Pull each line holding the word "image" from the data.

-------- SUPPLIED RECORDS --------

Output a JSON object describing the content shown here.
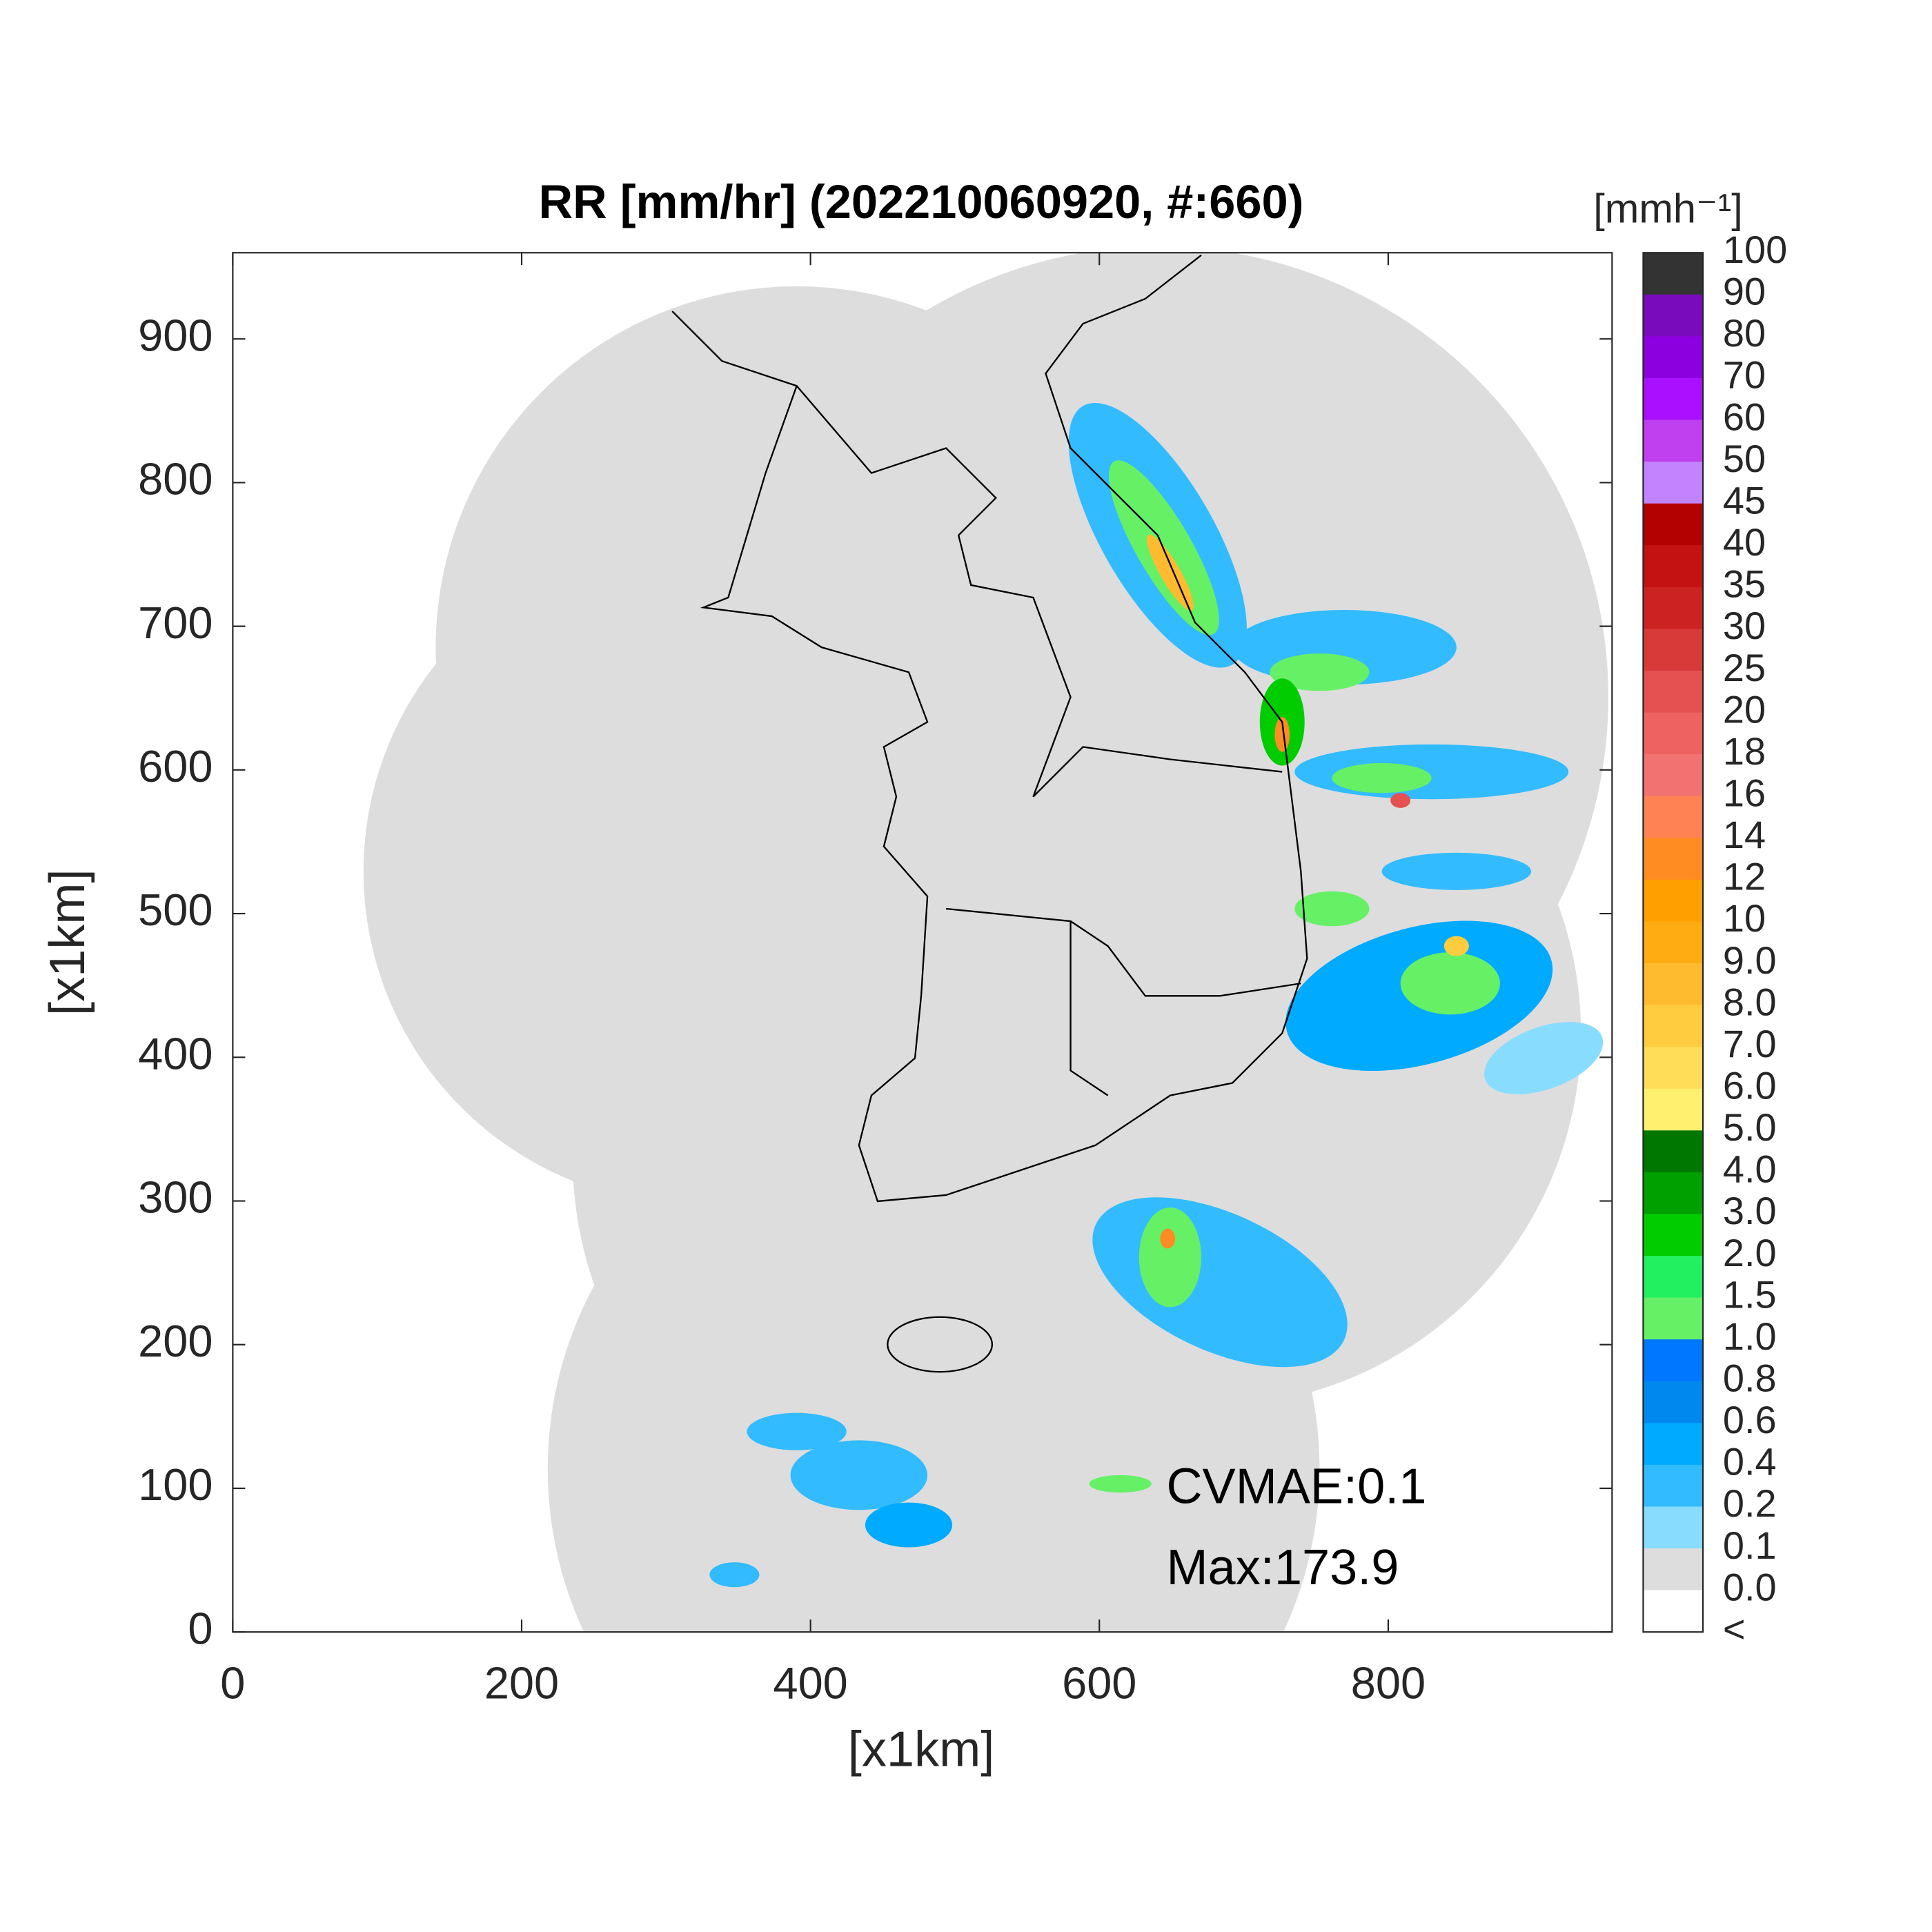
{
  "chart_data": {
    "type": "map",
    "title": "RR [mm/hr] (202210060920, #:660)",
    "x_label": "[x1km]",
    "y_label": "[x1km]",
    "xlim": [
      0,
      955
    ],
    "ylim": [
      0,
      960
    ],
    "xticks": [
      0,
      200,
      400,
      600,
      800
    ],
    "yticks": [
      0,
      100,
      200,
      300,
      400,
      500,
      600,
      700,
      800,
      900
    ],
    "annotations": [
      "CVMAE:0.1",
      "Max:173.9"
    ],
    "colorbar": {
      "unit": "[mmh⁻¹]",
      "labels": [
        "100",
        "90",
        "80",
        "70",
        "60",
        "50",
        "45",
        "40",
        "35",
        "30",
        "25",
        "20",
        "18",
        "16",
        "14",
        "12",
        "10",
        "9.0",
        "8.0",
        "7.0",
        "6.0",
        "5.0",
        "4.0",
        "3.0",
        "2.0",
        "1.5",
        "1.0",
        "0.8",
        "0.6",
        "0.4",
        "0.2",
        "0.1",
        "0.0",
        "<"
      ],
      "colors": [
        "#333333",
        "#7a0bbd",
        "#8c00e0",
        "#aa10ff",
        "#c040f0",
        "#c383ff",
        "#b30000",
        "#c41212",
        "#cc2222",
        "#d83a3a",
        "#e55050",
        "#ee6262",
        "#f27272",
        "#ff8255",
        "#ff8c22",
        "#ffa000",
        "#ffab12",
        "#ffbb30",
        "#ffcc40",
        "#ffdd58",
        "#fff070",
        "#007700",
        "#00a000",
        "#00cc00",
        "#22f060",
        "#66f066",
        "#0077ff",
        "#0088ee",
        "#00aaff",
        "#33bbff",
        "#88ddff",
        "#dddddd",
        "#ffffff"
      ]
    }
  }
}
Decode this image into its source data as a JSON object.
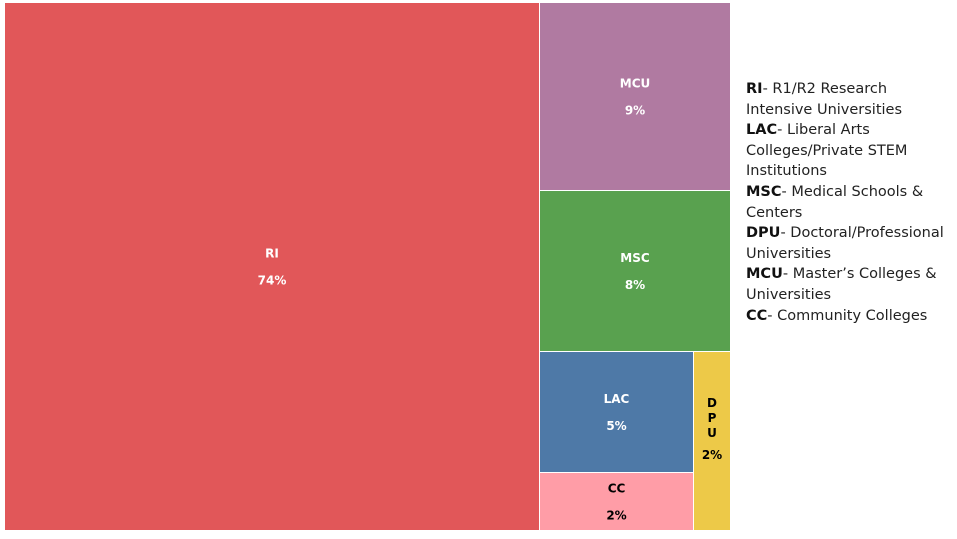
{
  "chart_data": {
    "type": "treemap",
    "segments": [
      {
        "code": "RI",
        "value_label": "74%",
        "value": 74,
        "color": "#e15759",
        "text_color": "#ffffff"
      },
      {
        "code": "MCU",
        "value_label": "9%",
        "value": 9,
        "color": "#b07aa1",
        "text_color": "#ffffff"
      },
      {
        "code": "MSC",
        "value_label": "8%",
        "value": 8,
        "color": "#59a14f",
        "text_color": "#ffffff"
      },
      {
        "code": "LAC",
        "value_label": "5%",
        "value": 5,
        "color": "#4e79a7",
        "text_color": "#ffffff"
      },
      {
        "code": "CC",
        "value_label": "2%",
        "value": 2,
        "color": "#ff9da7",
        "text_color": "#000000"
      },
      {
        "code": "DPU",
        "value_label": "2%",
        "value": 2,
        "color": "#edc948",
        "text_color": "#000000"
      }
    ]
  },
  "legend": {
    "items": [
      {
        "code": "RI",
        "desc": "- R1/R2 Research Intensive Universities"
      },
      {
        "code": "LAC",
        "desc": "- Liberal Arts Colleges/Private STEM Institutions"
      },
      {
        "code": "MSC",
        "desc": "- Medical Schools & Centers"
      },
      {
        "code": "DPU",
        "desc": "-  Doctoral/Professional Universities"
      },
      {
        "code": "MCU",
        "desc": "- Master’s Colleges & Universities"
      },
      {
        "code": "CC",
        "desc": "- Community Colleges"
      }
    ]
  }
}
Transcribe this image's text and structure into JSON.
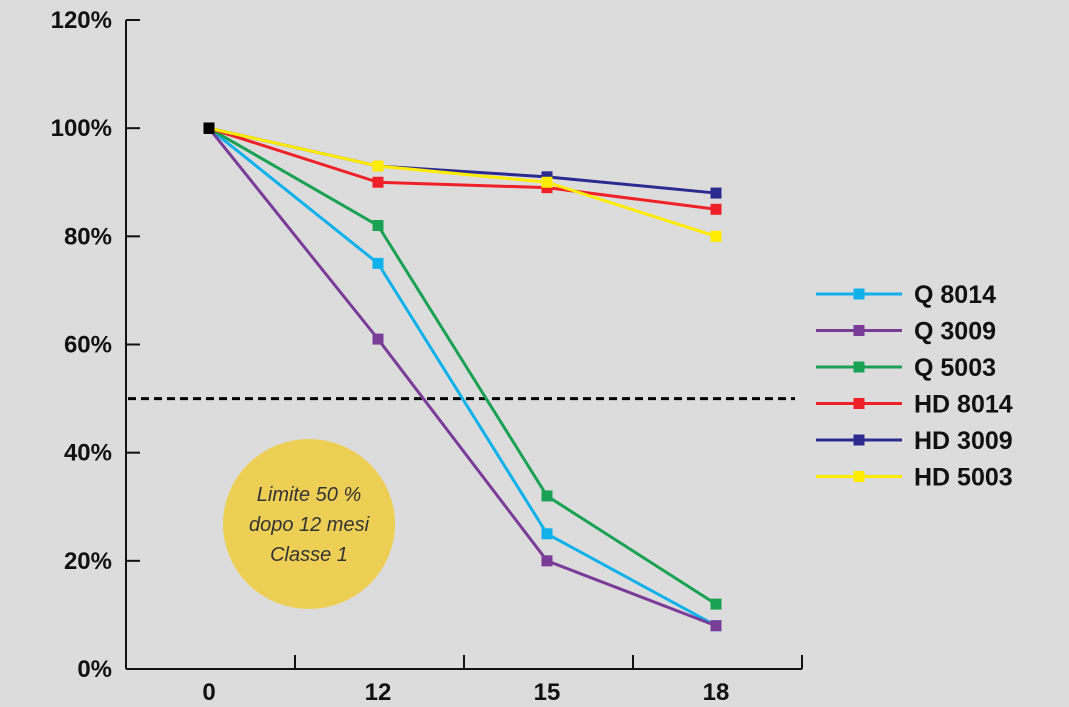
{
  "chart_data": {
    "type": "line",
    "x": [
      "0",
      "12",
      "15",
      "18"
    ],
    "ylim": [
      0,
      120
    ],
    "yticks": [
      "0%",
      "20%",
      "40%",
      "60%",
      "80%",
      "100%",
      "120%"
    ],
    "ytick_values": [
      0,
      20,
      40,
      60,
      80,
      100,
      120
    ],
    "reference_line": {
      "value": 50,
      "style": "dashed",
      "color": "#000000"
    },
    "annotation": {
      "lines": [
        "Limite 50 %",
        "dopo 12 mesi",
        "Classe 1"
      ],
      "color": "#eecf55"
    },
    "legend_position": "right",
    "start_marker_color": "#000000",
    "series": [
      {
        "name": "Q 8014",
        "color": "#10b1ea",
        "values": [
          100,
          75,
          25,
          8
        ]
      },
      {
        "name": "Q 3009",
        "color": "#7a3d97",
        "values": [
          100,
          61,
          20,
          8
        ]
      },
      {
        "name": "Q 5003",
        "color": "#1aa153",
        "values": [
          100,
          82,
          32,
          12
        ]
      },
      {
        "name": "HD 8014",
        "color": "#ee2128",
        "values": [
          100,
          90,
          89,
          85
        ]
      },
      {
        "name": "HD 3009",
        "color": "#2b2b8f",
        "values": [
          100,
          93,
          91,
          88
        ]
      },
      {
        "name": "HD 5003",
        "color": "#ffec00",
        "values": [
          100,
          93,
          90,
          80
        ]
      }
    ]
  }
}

--------

## RIGHT ANSWER:
Decode this image into its source data as a JSON object.
Transcribe this image's text and structure into JSON.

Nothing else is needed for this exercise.